[Items from a dataset]
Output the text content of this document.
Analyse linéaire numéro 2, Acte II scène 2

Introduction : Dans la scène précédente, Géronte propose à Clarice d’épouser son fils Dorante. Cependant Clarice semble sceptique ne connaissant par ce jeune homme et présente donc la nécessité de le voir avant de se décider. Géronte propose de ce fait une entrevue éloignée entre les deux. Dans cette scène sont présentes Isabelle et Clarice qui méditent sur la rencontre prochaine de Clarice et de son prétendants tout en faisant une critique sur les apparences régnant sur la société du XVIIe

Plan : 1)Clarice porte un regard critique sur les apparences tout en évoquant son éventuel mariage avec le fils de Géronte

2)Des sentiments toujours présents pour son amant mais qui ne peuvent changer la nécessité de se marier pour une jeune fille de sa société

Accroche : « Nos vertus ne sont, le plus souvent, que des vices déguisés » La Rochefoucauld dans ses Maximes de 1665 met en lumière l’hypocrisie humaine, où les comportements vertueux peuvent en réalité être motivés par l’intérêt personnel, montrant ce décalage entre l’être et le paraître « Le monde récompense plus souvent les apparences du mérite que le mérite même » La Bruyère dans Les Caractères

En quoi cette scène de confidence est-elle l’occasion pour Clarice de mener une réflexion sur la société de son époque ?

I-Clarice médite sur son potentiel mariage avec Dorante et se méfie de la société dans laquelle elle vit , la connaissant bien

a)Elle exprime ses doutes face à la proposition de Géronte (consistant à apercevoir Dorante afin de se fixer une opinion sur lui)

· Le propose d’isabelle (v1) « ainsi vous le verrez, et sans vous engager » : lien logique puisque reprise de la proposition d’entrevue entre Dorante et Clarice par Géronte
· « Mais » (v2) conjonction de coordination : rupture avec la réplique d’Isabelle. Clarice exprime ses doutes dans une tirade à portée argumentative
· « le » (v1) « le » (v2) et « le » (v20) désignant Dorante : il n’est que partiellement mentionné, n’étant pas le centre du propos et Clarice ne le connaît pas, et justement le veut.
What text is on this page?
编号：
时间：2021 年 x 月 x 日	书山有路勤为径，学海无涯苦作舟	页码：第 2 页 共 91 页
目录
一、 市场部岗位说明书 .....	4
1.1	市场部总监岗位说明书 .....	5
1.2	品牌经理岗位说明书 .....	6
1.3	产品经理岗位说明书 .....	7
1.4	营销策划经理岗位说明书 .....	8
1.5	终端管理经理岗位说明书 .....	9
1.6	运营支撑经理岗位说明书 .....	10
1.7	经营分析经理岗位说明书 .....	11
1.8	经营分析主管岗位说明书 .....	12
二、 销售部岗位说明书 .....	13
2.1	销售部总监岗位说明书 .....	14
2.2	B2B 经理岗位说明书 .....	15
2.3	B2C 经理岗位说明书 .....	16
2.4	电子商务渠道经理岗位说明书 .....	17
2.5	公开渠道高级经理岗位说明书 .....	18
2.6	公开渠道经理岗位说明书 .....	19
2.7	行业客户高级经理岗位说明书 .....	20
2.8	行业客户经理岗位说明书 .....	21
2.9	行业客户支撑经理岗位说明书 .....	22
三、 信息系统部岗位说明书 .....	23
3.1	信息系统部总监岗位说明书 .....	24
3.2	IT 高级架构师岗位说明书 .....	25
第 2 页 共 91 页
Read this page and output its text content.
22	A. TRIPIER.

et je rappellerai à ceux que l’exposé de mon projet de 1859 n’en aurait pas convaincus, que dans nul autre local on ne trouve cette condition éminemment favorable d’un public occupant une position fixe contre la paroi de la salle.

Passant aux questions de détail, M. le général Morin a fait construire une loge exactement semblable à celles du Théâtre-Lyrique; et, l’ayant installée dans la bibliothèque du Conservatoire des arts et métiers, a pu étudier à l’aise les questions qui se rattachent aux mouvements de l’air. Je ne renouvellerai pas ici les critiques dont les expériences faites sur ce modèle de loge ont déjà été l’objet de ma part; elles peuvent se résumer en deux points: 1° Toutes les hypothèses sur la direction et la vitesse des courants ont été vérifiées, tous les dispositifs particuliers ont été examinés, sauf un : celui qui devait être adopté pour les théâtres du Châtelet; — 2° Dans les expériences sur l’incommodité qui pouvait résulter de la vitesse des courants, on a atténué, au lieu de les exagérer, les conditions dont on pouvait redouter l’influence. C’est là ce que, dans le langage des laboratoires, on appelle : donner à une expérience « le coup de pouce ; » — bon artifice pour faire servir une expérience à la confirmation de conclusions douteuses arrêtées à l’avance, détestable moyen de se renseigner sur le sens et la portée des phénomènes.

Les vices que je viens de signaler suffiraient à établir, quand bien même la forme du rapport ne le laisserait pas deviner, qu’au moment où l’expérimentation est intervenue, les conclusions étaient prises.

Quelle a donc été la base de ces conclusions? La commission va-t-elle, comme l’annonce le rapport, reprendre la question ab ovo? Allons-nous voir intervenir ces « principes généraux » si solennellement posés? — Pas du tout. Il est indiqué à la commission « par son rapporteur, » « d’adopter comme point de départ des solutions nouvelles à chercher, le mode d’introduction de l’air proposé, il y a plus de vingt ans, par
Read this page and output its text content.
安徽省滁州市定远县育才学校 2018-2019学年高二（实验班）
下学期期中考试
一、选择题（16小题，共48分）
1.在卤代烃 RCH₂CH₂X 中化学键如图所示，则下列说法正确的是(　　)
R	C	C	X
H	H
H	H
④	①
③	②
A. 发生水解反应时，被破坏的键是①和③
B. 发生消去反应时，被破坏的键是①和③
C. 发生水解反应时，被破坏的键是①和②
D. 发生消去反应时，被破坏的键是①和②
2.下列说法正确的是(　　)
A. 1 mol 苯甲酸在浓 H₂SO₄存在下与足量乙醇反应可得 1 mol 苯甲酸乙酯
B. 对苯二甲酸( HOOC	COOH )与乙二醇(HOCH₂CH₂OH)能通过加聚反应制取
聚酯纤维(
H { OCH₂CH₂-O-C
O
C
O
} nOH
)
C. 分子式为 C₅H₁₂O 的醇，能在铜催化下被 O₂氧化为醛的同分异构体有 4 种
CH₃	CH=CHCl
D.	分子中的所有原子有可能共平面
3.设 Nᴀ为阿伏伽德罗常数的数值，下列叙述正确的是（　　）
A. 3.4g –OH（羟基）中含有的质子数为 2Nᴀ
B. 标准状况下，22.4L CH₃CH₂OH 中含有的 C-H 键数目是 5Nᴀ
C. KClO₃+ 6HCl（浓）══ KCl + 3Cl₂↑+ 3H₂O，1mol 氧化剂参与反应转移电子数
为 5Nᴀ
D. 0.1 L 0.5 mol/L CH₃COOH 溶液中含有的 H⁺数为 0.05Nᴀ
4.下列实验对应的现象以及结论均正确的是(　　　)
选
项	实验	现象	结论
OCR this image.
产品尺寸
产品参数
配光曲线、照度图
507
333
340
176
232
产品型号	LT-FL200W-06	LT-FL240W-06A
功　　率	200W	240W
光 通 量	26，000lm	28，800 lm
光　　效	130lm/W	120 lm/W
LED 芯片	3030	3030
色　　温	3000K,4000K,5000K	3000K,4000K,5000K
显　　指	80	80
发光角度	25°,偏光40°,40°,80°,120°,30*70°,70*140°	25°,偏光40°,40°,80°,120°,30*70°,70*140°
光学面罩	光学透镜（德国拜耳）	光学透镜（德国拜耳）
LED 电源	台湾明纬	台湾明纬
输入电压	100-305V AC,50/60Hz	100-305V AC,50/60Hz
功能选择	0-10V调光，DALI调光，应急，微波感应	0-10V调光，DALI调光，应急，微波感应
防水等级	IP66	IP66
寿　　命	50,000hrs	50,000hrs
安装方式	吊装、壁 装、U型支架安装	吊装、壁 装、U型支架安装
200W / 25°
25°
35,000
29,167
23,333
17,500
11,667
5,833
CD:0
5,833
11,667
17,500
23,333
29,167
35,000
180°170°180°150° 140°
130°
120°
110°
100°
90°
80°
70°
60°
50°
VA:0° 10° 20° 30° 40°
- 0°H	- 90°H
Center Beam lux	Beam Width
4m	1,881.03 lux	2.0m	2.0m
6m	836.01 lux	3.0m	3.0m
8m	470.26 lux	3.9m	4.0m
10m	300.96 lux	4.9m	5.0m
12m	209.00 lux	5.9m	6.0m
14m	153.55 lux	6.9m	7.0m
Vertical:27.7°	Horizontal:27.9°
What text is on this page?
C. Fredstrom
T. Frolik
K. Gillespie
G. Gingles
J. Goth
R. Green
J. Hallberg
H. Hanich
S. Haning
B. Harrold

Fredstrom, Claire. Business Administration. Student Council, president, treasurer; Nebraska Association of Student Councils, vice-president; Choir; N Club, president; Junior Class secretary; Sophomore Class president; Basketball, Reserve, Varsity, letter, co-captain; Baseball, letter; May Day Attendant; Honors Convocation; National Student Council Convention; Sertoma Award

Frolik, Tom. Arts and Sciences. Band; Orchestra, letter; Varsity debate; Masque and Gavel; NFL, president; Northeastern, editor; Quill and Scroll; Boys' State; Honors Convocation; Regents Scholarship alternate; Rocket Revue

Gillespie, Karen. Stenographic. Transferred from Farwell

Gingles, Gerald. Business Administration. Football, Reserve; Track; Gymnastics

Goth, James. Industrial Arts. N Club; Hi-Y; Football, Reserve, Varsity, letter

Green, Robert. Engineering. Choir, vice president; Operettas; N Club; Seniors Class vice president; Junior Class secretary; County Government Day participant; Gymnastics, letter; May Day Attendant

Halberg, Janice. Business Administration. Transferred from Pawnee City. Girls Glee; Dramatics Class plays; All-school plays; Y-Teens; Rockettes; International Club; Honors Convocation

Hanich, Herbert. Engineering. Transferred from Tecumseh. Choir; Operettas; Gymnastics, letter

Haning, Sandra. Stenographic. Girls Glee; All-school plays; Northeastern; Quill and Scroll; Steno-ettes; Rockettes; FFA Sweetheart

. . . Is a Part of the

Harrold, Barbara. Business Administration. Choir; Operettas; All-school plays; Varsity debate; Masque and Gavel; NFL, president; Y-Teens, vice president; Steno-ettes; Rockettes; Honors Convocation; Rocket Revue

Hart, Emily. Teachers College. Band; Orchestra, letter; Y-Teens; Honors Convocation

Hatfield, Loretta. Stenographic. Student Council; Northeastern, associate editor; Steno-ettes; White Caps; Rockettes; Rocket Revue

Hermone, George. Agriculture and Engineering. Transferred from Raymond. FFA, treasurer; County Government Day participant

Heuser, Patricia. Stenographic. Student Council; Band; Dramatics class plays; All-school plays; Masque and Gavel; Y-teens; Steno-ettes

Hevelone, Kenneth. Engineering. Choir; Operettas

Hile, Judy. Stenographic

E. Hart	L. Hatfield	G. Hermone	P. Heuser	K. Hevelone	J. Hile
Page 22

• _Problem description_
Go through the records and pull out each line that includes the word "Hile".

• _The reply_
Hile, Judy. Stenographic
E. Hart	L. Hatfield	G. Hermone	P. Heuser	K. Hevelone	J. Hile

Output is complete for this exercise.